━━━━━ Source records ━━━━━
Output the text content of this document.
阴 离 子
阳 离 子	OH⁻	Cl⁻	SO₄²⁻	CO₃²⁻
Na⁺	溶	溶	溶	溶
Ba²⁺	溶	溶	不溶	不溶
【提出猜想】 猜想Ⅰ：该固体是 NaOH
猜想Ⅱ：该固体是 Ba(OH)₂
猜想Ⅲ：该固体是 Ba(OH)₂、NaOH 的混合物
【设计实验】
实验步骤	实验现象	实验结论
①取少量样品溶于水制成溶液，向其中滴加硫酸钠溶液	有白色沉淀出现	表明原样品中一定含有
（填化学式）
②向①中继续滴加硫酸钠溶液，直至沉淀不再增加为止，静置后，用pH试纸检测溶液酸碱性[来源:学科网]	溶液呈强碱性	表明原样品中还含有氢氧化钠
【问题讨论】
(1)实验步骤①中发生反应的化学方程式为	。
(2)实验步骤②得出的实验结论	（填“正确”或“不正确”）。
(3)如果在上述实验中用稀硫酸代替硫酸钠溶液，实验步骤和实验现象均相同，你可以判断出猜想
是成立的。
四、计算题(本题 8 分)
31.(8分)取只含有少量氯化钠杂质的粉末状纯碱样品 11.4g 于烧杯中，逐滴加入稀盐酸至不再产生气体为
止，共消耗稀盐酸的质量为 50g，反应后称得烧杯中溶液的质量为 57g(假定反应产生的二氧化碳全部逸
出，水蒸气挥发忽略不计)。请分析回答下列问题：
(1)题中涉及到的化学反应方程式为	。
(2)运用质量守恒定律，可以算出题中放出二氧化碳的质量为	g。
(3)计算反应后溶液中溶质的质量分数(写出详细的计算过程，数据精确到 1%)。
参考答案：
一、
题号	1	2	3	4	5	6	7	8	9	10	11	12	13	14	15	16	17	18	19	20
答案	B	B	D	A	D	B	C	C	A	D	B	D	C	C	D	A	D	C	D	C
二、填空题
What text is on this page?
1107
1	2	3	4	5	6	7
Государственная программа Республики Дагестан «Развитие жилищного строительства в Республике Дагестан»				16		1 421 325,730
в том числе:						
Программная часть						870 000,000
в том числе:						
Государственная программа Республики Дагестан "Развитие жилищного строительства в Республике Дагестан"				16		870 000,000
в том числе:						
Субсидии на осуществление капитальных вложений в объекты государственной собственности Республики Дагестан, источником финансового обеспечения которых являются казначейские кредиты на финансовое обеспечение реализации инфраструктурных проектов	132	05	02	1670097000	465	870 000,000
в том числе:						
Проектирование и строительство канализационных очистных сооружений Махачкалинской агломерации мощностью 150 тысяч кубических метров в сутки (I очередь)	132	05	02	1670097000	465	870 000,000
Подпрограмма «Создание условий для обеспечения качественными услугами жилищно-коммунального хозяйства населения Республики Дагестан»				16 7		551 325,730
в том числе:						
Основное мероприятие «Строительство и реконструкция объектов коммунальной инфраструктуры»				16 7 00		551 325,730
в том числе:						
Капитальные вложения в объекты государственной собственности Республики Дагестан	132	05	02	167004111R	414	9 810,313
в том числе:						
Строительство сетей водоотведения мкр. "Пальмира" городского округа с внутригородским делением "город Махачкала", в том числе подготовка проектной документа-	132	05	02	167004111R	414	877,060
━━━━━
• Exercise goal: Transcribe word for word the lines from the one holding "What text is on this page?" to the last line of the listing above, inclusive.

• Completed exercise:
What text is on this page?
1107
1	2	3	4	5	6	7
Государственная программа Республики Дагестан «Развитие жилищного строительства в Республике Дагестан»				16		1 421 325,730
в том числе:						
Программная часть						870 000,000
в том числе:						
Государственная программа Республики Дагестан "Развитие жилищного строительства в Республике Дагестан"				16		870 000,000
в том числе:						
Субсидии на осуществление капитальных вложений в объекты государственной собственности Республики Дагестан, источником финансового обеспечения которых являются казначейские кредиты на финансовое обеспечение реализации инфраструктурных проектов	132	05	02	1670097000	465	870 000,000
в том числе:						
Проектирование и строительство канализационных очистных сооружений Махачкалинской агломерации мощностью 150 тысяч кубических метров в сутки (I очередь)	132	05	02	1670097000	465	870 000,000
Подпрограмма «Создание условий для обеспечения качественными услугами жилищно-коммунального хозяйства населения Республики Дагестан»				16 7		551 325,730
в том числе:						
Основное мероприятие «Строительство и реконструкция объектов коммунальной инфраструктуры»				16 7 00		551 325,730
в том числе:						
Капитальные вложения в объекты государственной собственности Республики Дагестан	132	05	02	167004111R	414	9 810,313
в том числе:						
Строительство сетей водоотведения мкр. "Пальмира" городского округа с внутригородским делением "город Махачкала", в том числе подготовка проектной документа-	132	05	02	167004111R	414	877,060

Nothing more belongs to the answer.